--- Start ---
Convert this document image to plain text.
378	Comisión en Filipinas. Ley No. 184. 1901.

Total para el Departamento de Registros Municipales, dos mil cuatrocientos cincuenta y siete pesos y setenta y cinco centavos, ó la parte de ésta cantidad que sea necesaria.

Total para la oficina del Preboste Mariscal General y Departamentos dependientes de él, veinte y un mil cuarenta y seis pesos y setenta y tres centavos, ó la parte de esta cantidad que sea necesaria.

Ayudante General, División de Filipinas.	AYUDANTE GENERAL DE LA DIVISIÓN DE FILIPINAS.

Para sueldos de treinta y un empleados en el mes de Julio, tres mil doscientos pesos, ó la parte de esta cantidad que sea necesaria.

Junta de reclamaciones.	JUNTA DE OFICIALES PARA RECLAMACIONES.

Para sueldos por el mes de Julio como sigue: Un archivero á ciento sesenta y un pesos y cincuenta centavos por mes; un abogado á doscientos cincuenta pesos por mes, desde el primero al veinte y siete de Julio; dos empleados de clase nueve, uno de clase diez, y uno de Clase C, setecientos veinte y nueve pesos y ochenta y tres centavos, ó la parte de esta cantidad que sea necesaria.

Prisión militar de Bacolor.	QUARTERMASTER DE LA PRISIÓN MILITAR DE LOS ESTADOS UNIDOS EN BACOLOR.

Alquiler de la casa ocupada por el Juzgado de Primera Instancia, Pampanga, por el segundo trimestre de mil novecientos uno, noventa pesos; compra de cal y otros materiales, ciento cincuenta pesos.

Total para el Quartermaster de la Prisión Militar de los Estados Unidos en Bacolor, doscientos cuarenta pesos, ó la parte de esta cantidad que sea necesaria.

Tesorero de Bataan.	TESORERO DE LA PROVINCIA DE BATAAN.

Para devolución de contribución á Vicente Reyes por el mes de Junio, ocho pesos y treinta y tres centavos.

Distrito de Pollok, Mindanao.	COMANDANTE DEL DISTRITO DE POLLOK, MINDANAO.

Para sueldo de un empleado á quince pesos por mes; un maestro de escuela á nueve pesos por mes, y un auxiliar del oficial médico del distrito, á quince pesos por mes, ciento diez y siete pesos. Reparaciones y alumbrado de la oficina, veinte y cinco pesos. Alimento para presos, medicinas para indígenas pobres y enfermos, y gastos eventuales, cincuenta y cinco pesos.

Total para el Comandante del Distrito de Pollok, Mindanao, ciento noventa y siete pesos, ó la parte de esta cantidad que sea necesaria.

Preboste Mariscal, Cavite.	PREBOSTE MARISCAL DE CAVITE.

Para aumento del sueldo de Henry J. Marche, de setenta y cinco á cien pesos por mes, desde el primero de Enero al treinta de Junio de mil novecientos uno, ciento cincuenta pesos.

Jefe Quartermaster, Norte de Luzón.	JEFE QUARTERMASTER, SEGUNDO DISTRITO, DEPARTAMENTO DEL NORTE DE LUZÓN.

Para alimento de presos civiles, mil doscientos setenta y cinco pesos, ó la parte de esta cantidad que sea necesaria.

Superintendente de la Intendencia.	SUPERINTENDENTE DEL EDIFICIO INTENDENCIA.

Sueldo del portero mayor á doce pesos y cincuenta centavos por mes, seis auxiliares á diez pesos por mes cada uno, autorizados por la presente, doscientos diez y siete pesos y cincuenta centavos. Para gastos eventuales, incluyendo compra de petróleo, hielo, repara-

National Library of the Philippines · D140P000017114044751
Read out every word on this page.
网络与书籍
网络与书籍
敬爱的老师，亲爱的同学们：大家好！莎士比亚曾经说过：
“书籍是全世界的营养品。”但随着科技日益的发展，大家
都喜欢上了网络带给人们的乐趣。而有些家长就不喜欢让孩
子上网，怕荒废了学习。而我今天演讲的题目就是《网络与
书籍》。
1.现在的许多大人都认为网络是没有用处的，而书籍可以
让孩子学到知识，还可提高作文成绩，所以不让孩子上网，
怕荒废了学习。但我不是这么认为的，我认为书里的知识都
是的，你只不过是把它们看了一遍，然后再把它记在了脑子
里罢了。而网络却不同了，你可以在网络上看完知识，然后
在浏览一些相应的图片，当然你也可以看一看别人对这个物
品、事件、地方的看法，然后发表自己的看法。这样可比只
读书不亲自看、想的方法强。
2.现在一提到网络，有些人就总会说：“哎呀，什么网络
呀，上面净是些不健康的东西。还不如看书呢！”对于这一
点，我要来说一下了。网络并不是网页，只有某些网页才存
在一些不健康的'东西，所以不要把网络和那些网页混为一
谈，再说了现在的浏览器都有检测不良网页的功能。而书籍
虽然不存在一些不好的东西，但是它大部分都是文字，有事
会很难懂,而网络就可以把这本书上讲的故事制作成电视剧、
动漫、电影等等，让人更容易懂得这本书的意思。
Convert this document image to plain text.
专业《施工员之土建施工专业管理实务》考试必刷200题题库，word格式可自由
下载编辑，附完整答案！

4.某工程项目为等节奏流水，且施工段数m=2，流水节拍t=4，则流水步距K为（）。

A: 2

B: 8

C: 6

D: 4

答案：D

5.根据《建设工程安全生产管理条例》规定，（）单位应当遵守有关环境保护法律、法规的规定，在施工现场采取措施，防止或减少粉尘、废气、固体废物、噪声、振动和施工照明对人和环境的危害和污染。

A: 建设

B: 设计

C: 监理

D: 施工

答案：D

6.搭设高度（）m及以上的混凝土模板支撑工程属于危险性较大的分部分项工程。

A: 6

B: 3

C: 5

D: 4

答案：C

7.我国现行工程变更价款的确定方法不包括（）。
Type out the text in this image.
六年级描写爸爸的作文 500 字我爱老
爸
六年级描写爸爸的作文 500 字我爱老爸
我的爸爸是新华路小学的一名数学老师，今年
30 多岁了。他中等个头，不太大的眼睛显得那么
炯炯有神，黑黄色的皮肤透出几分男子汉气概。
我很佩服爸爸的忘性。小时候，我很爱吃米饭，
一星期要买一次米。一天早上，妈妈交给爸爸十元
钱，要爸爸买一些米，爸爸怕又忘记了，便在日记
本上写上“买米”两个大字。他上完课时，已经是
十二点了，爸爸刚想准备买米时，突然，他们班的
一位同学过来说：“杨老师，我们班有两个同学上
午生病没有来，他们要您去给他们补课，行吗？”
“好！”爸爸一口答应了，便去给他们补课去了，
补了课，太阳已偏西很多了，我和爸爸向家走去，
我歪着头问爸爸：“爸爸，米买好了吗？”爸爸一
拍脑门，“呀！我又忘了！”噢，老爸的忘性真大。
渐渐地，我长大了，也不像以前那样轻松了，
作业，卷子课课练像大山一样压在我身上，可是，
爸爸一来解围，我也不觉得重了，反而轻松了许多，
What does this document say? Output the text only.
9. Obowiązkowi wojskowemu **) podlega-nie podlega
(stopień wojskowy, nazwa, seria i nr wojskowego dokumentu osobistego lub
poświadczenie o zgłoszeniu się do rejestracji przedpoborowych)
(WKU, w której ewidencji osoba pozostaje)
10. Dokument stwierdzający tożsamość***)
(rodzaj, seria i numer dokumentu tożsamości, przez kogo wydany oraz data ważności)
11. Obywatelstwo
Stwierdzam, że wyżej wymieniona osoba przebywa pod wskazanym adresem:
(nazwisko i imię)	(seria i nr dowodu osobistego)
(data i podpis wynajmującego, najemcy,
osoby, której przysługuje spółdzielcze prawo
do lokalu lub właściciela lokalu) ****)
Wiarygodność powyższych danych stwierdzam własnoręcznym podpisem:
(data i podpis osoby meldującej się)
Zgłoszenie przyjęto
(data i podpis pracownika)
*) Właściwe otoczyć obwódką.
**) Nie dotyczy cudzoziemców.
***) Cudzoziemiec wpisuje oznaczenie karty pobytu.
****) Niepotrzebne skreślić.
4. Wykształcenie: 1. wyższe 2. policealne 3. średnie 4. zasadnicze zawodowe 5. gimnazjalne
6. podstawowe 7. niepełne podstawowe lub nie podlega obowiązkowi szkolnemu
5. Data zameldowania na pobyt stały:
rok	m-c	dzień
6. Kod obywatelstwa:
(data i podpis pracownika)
--- End ---
EXERCISE:
Identify every line above with the string "怕荒废了学习" in it. Copy those lines.

RESULT OF THIS TASK:
子上网，怕荒废了学习。而我今天演讲的题目就是《网络与
怕荒废了学习。但我不是这么认为的，我认为书里的知识都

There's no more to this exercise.